● SHORT TASK: Restate the entries word for word, omitting nothing.

[Stored records]

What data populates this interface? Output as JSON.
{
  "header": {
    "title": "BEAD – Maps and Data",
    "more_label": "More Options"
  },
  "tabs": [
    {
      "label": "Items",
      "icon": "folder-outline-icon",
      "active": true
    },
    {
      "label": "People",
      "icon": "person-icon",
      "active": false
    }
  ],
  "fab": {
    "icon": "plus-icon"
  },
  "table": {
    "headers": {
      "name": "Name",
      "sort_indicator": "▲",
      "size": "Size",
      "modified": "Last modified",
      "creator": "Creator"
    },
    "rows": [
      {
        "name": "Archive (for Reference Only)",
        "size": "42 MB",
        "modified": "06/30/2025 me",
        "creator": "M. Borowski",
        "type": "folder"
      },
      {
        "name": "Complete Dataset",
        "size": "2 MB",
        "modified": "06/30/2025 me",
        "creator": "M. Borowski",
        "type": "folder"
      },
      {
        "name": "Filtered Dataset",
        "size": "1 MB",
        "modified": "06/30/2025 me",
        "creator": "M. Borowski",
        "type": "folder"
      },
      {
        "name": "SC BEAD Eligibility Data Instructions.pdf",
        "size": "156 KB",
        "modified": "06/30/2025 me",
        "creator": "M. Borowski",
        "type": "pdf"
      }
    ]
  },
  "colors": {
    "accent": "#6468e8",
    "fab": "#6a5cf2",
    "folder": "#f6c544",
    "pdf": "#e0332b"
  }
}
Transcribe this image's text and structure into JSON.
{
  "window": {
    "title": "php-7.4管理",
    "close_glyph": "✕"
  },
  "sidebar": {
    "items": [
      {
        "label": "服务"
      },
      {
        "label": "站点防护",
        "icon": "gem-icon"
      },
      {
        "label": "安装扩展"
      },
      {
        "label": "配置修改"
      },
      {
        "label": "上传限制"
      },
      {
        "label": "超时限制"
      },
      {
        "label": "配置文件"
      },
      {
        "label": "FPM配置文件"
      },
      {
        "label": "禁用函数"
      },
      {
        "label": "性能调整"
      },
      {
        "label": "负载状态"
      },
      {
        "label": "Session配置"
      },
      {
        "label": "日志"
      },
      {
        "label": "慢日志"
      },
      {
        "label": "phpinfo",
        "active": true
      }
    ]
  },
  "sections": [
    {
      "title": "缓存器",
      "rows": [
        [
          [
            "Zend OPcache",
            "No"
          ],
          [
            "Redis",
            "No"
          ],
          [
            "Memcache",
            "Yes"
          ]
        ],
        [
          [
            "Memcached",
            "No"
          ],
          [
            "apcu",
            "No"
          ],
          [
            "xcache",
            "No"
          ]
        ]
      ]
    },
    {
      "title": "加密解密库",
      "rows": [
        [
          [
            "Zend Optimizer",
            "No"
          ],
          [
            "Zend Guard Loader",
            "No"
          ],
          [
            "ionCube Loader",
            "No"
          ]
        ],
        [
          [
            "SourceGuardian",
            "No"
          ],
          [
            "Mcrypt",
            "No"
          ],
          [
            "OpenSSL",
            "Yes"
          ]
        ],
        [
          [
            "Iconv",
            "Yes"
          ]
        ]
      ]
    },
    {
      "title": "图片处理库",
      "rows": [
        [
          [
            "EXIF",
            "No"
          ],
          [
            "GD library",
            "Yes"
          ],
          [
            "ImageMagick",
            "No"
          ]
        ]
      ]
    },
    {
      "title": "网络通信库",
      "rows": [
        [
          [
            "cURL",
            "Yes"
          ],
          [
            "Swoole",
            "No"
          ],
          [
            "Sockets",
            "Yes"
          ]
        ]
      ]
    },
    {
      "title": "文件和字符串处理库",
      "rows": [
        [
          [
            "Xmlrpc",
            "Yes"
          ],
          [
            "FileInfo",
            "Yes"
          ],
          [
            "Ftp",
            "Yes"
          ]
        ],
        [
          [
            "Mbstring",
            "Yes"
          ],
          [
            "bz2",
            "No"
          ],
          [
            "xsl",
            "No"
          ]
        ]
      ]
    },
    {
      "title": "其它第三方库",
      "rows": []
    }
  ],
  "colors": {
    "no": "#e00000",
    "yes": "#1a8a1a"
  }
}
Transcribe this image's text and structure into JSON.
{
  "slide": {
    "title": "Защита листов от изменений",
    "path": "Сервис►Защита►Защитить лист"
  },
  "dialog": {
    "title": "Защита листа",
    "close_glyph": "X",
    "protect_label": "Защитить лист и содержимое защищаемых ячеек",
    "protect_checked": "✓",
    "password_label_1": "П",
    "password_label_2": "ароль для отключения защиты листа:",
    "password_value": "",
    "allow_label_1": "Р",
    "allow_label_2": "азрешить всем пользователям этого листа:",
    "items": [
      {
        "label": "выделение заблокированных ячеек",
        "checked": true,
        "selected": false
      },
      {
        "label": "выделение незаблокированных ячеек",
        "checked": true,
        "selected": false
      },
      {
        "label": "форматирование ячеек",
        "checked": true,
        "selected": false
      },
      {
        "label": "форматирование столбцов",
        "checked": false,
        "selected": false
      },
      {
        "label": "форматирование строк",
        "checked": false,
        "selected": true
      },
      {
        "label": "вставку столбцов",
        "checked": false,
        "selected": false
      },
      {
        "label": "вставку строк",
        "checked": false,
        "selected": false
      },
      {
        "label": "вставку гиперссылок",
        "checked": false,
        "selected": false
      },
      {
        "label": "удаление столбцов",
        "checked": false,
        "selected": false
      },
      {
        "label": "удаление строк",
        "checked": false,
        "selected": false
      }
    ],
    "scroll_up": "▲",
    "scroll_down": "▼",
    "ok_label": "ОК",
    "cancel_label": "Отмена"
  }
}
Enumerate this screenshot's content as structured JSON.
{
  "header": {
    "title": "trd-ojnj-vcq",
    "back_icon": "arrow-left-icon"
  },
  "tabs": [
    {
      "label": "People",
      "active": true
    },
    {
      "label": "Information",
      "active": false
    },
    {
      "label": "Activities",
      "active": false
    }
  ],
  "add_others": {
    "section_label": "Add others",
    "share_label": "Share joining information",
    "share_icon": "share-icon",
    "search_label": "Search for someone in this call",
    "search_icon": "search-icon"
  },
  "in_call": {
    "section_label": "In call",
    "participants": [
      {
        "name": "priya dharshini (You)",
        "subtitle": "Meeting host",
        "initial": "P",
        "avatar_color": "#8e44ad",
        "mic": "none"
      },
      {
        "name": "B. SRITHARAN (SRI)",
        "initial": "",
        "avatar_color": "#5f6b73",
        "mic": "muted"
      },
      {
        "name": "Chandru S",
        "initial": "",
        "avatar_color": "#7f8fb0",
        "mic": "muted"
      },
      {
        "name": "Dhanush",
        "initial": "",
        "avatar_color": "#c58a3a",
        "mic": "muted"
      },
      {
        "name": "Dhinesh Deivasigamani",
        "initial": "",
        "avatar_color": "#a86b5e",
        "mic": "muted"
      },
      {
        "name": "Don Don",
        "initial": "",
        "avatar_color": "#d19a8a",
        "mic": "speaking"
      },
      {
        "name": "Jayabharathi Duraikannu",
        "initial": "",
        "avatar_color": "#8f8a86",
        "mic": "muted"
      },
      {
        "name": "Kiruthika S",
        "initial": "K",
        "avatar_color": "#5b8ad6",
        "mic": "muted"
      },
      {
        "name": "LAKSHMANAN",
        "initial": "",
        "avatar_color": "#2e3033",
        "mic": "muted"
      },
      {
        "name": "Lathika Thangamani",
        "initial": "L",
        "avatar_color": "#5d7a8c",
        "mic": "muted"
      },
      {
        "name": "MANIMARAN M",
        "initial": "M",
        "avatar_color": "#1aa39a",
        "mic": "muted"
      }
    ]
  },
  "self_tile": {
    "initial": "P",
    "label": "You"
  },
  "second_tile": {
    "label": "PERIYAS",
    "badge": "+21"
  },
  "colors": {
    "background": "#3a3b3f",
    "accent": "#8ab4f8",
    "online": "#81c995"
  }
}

● EXERCISE ANSWER:
What data populates this interface? Output as JSON.
{
  "header": {
    "title": "BEAD – Maps and Data",
    "more_label": "More Options"
  },
  "tabs": [
    {
      "label": "Items",
      "icon": "folder-outline-icon",
      "active": true
    },
    {
      "label": "People",
      "icon": "person-icon",
      "active": false
    }
  ],
  "fab": {
    "icon": "plus-icon"
  },
  "table": {
    "headers": {
      "name": "Name",
      "sort_indicator": "▲",
      "size": "Size",
      "modified": "Last modified",
      "creator": "Creator"
    },
    "rows": [
      {
        "name": "Archive (for Reference Only)",
        "size": "42 MB",
        "modified": "06/30/2025 me",
        "creator": "M. Borowski",
        "type": "folder"
      },
      {
        "name": "Complete Dataset",
        "size": "2 MB",
        "modified": "06/30/2025 me",
        "creator": "M. Borowski",
        "type": "folder"
      },
      {
        "name": "Filtered Dataset",
        "size": "1 MB",
        "modified": "06/30/2025 me",
        "creator": "M. Borowski",
        "type": "folder"
      },
      {
        "name": "SC BEAD Eligibility Data Instructions.pdf",
        "size": "156 KB",
        "modified": "06/30/2025 me",
        "creator": "M. Borowski",
        "type": "pdf"
      }
    ]
  },
  "colors": {
    "accent": "#6468e8",
    "fab": "#6a5cf2",
    "folder": "#f6c544",
    "pdf": "#e0332b"
  }
}
Transcribe this image's text and structure into JSON.
{
  "window": {
    "title": "php-7.4管理",
    "close_glyph": "✕"
  },
  "sidebar": {
    "items": [
      {
        "label": "服务"
      },
      {
        "label": "站点防护",
        "icon": "gem-icon"
      },
      {
        "label": "安装扩展"
      },
      {
        "label": "配置修改"
      },
      {
        "label": "上传限制"
      },
      {
        "label": "超时限制"
      },
      {
        "label": "配置文件"
      },
      {
        "label": "FPM配置文件"
      },
      {
        "label": "禁用函数"
      },
      {
        "label": "性能调整"
      },
      {
        "label": "负载状态"
      },
      {
        "label": "Session配置"
      },
      {
        "label": "日志"
      },
      {
        "label": "慢日志"
      },
      {
        "label": "phpinfo",
        "active": true
      }
    ]
  },
  "sections": [
    {
      "title": "缓存器",
      "rows": [
        [
          [
            "Zend OPcache",
            "No"
          ],
          [
            "Redis",
            "No"
          ],
          [
            "Memcache",
            "Yes"
          ]
        ],
        [
          [
            "Memcached",
            "No"
          ],
          [
            "apcu",
            "No"
          ],
          [
            "xcache",
            "No"
          ]
        ]
      ]
    },
    {
      "title": "加密解密库",
      "rows": [
        [
          [
            "Zend Optimizer",
            "No"
          ],
          [
            "Zend Guard Loader",
            "No"
          ],
          [
            "ionCube Loader",
            "No"
          ]
        ],
        [
          [
            "SourceGuardian",
            "No"
          ],
          [
            "Mcrypt",
            "No"
          ],
          [
            "OpenSSL",
            "Yes"
          ]
        ],
        [
          [
            "Iconv",
            "Yes"
          ]
        ]
      ]
    },
    {
      "title": "图片处理库",
      "rows": [
        [
          [
            "EXIF",
            "No"
          ],
          [
            "GD library",
            "Yes"
          ],
          [
            "ImageMagick",
            "No"
          ]
        ]
      ]
    },
    {
      "title": "网络通信库",
      "rows": [
        [
          [
            "cURL",
            "Yes"
          ],
          [
            "Swoole",
            "No"
          ],
          [
            "Sockets",
            "Yes"
          ]
        ]
      ]
    },
    {
      "title": "文件和字符串处理库",
      "rows": [
        [
          [
            "Xmlrpc",
            "Yes"
          ],
          [
            "FileInfo",
            "Yes"
          ],
          [
            "Ftp",
            "Yes"
          ]
        ],
        [
          [
            "Mbstring",
            "Yes"
          ],
          [
            "bz2",
            "No"
          ],
          [
            "xsl",
            "No"
          ]
        ]
      ]
    },
    {
      "title": "其它第三方库",
      "rows": []
    }
  ],
  "colors": {
    "no": "#e00000",
    "yes": "#1a8a1a"
  }
}
Transcribe this image's text and structure into JSON.
{
  "slide": {
    "title": "Защита листов от изменений",
    "path": "Сервис►Защита►Защитить лист"
  },
  "dialog": {
    "title": "Защита листа",
    "close_glyph": "X",
    "protect_label": "Защитить лист и содержимое защищаемых ячеек",
    "protect_checked": "✓",
    "password_label_1": "П",
    "password_label_2": "ароль для отключения защиты листа:",
    "password_value": "",
    "allow_label_1": "Р",
    "allow_label_2": "азрешить всем пользователям этого листа:",
    "items": [
      {
        "label": "выделение заблокированных ячеек",
        "checked": true,
        "selected": false
      },
      {
        "label": "выделение незаблокированных ячеек",
        "checked": true,
        "selected": false
      },
      {
        "label": "форматирование ячеек",
        "checked": true,
        "selected": false
      },
      {
        "label": "форматирование столбцов",
        "checked": false,
        "selected": false
      },
      {
        "label": "форматирование строк",
        "checked": false,
        "selected": true
      },
      {
        "label": "вставку столбцов",
        "checked": false,
        "selected": false
      },
      {
        "label": "вставку строк",
        "checked": false,
        "selected": false
      },
      {
        "label": "вставку гиперссылок",
        "checked": false,
        "selected": false
      },
      {
        "label": "удаление столбцов",
        "checked": false,
        "selected": false
      },
      {
        "label": "удаление строк",
        "checked": false,
        "selected": false
      }
    ],
    "scroll_up": "▲",
    "scroll_down": "▼",
    "ok_label": "ОК",
    "cancel_label": "Отмена"
  }
}
Enumerate this screenshot's content as structured JSON.
{
  "header": {
    "title": "trd-ojnj-vcq",
    "back_icon": "arrow-left-icon"
  },
  "tabs": [
    {
      "label": "People",
      "active": true
    },
    {
      "label": "Information",
      "active": false
    },
    {
      "label": "Activities",
      "active": false
    }
  ],
  "add_others": {
    "section_label": "Add others",
    "share_label": "Share joining information",
    "share_icon": "share-icon",
    "search_label": "Search for someone in this call",
    "search_icon": "search-icon"
  },
  "in_call": {
    "section_label": "In call",
    "participants": [
      {
        "name": "priya dharshini (You)",
        "subtitle": "Meeting host",
        "initial": "P",
        "avatar_color": "#8e44ad",
        "mic": "none"
      },
      {
        "name": "B. SRITHARAN (SRI)",
        "initial": "",
        "avatar_color": "#5f6b73",
        "mic": "muted"
      },
      {
        "name": "Chandru S",
        "initial": "",
        "avatar_color": "#7f8fb0",
        "mic": "muted"
      },
      {
        "name": "Dhanush",
        "initial": "",
        "avatar_color": "#c58a3a",
        "mic": "muted"
      },
      {
        "name": "Dhinesh Deivasigamani",
        "initial": "",
        "avatar_color": "#a86b5e",
        "mic": "muted"
      },
      {
        "name": "Don Don",
        "initial": "",
        "avatar_color": "#d19a8a",
        "mic": "speaking"
      },
      {
        "name": "Jayabharathi Duraikannu",
        "initial": "",
        "avatar_color": "#8f8a86",
        "mic": "muted"
      },
      {
        "name": "Kiruthika S",
        "initial": "K",
        "avatar_color": "#5b8ad6",
        "mic": "muted"
      },
      {
        "name": "LAKSHMANAN",
        "initial": "",
        "avatar_color": "#2e3033",
        "mic": "muted"
      },
      {
        "name": "Lathika Thangamani",
        "initial": "L",
        "avatar_color": "#5d7a8c",
        "mic": "muted"
      },
      {
        "name": "MANIMARAN M",
        "initial": "M",
        "avatar_color": "#1aa39a",
        "mic": "muted"
      }
    ]
  },
  "self_tile": {
    "initial": "P",
    "label": "You"
  },
  "second_tile": {
    "label": "PERIYAS",
    "badge": "+21"
  },
  "colors": {
    "background": "#3a3b3f",
    "accent": "#8ab4f8",
    "online": "#81c995"
  }
}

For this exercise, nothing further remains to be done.